>>>
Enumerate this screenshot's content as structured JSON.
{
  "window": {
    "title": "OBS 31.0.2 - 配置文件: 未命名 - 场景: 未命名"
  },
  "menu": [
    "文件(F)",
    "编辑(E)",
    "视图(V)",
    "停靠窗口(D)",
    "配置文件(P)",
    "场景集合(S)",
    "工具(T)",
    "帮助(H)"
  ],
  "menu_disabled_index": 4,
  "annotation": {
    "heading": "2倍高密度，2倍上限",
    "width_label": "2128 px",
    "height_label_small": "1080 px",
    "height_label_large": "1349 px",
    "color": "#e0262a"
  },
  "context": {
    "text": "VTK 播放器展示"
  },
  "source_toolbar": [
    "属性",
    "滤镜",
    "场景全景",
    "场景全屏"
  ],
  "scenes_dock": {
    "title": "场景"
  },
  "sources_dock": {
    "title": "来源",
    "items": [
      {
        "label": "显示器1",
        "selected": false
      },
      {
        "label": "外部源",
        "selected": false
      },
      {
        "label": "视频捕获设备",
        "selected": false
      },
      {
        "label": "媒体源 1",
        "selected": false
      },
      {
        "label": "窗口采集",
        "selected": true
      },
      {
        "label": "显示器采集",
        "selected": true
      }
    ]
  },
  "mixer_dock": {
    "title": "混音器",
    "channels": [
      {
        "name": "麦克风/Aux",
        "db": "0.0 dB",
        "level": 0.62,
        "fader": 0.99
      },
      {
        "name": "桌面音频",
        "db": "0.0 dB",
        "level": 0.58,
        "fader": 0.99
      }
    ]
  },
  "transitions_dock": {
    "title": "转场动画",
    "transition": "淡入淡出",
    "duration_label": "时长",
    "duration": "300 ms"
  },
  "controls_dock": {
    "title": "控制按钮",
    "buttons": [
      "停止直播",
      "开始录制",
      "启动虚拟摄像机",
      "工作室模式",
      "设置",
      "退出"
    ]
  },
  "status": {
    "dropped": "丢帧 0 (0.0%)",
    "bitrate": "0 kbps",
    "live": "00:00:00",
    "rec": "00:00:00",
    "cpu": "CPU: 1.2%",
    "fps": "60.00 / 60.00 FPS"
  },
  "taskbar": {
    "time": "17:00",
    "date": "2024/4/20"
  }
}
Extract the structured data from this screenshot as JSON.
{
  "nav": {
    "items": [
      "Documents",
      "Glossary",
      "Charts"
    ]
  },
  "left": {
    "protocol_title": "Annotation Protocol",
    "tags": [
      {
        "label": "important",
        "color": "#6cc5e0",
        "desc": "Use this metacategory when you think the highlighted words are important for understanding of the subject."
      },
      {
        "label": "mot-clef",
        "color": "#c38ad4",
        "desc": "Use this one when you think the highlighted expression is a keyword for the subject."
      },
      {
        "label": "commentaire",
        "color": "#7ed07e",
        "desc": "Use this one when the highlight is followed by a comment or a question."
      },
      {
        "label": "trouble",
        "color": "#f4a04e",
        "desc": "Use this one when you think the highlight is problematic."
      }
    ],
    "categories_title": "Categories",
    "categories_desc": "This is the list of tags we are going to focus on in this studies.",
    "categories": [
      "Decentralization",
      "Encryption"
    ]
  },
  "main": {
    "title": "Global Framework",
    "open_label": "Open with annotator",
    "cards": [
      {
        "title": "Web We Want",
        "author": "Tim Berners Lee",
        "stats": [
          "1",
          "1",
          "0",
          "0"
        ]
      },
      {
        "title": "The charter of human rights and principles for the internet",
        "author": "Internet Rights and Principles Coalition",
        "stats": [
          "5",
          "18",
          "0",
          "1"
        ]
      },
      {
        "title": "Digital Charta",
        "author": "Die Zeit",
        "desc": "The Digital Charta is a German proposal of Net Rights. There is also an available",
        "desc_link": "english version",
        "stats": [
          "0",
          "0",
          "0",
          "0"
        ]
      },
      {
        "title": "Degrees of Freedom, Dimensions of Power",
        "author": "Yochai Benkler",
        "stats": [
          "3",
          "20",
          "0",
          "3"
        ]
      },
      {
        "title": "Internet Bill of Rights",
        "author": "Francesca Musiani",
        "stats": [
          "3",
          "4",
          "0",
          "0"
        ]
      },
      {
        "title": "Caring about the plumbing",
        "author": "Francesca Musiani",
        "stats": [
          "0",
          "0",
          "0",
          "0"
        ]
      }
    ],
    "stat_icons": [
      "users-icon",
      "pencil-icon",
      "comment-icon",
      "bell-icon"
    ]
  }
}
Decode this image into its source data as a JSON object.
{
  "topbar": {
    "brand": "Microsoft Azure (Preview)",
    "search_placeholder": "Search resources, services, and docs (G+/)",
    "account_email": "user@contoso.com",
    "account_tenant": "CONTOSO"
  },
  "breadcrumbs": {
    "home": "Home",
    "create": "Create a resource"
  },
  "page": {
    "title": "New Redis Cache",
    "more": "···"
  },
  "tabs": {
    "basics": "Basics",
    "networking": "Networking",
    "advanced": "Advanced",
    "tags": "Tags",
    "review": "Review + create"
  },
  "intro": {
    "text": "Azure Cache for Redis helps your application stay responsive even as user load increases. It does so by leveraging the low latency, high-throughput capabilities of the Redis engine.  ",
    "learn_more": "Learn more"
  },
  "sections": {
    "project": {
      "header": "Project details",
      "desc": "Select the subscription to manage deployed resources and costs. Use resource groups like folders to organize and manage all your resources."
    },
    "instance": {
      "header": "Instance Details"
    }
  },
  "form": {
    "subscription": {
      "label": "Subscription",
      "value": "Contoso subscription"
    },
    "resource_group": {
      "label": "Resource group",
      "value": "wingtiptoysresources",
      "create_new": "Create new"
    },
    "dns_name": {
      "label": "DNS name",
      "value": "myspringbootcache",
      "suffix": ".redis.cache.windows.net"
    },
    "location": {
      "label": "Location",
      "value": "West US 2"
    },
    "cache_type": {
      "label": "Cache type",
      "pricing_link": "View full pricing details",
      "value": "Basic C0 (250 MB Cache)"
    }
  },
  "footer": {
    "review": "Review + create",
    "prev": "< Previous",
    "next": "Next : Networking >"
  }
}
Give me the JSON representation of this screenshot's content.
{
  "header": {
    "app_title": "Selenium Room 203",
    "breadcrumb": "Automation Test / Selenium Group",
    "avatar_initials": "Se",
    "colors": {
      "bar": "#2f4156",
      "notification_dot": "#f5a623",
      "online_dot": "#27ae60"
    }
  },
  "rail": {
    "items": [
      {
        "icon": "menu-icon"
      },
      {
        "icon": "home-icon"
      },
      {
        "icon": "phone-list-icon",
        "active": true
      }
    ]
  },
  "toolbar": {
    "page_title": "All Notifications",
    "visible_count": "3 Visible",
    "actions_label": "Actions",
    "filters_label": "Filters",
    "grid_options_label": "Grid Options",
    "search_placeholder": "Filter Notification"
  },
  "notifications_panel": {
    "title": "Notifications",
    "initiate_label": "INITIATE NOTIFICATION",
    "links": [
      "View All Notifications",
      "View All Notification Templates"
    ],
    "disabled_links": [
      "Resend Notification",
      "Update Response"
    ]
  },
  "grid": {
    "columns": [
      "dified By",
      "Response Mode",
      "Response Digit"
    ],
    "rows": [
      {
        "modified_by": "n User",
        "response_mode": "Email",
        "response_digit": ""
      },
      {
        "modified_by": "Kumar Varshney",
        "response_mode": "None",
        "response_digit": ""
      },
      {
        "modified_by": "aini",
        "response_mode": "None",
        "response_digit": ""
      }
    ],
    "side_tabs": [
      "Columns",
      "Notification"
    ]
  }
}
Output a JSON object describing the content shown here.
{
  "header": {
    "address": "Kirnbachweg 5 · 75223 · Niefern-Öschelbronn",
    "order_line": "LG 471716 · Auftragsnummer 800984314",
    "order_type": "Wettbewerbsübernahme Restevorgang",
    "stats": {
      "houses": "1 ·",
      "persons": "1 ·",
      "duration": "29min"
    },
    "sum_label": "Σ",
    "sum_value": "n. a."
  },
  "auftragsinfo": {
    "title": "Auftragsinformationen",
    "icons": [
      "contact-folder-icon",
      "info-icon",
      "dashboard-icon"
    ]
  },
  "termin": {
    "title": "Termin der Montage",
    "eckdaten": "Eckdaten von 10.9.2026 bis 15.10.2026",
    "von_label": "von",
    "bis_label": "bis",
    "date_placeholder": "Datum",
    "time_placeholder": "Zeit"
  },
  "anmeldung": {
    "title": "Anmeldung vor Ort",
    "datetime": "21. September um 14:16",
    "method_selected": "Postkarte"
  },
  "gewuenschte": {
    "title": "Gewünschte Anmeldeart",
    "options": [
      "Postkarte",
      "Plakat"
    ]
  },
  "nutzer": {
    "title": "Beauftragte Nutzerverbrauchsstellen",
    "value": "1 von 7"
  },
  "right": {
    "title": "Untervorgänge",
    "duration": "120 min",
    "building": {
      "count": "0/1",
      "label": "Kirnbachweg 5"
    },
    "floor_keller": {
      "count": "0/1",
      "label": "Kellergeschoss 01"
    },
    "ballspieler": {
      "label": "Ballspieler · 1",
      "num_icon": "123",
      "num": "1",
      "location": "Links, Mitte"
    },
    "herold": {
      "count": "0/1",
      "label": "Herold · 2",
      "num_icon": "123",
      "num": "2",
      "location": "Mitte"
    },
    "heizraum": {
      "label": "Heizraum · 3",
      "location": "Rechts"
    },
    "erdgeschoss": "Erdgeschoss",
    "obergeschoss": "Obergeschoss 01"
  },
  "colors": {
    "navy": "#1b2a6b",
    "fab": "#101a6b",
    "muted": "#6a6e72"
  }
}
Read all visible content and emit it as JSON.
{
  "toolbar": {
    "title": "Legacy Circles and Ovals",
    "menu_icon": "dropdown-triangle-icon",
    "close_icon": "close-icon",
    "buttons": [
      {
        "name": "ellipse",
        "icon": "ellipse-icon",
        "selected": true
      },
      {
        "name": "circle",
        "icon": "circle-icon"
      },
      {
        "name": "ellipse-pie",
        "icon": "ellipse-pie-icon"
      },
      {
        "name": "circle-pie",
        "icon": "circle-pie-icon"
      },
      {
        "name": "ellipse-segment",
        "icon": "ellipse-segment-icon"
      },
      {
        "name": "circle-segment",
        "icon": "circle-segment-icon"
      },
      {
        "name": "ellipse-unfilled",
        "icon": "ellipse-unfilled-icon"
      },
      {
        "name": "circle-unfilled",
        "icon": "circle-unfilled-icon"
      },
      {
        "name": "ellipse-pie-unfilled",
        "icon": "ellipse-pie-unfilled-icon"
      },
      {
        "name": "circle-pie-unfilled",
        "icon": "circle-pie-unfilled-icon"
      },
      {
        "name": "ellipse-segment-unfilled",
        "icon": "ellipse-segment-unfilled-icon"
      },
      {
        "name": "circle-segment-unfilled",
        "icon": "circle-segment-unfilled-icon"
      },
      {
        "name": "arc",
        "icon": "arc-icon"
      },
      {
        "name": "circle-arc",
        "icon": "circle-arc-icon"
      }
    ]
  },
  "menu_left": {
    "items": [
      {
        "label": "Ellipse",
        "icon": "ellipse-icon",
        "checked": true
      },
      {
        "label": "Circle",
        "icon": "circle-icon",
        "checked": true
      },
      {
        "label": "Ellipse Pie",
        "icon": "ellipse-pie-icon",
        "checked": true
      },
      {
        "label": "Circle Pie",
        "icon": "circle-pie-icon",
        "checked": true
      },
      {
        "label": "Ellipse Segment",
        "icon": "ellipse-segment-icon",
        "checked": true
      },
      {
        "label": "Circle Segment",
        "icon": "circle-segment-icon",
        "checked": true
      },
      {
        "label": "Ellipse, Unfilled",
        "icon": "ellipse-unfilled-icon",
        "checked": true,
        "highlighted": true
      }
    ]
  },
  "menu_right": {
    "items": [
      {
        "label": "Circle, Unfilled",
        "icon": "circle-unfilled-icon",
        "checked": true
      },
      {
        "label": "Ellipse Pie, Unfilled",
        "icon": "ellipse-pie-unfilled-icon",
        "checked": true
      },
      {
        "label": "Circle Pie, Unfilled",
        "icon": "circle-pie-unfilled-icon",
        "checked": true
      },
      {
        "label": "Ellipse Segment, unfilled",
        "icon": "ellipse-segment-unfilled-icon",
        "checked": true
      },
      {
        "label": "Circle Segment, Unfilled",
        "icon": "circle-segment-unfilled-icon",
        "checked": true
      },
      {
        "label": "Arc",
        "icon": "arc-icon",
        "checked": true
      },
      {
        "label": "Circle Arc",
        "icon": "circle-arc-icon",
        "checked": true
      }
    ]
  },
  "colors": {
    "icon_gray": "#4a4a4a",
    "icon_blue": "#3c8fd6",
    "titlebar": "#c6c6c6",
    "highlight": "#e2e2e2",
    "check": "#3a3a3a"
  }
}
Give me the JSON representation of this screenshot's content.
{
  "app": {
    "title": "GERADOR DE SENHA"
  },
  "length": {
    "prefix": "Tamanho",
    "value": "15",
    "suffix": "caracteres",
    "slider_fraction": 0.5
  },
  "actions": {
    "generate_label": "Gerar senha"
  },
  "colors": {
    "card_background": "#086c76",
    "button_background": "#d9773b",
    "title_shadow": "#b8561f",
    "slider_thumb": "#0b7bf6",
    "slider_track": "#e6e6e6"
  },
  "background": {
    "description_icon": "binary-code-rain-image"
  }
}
<<<
PROBLEM REQUIREMENTS: Search the records for the string "your" and return every line in which it occurs.

TASK ANSWER:
    "text": "Azure Cache for Redis helps your application stay responsive even as user load increases. It does so by leveraging the low latency, high-throughput capabilities of the Redis engine.  ",
      "desc": "Select the subscription to manage deployed resources and costs. Use resource groups like folders to organize and manage all your resources."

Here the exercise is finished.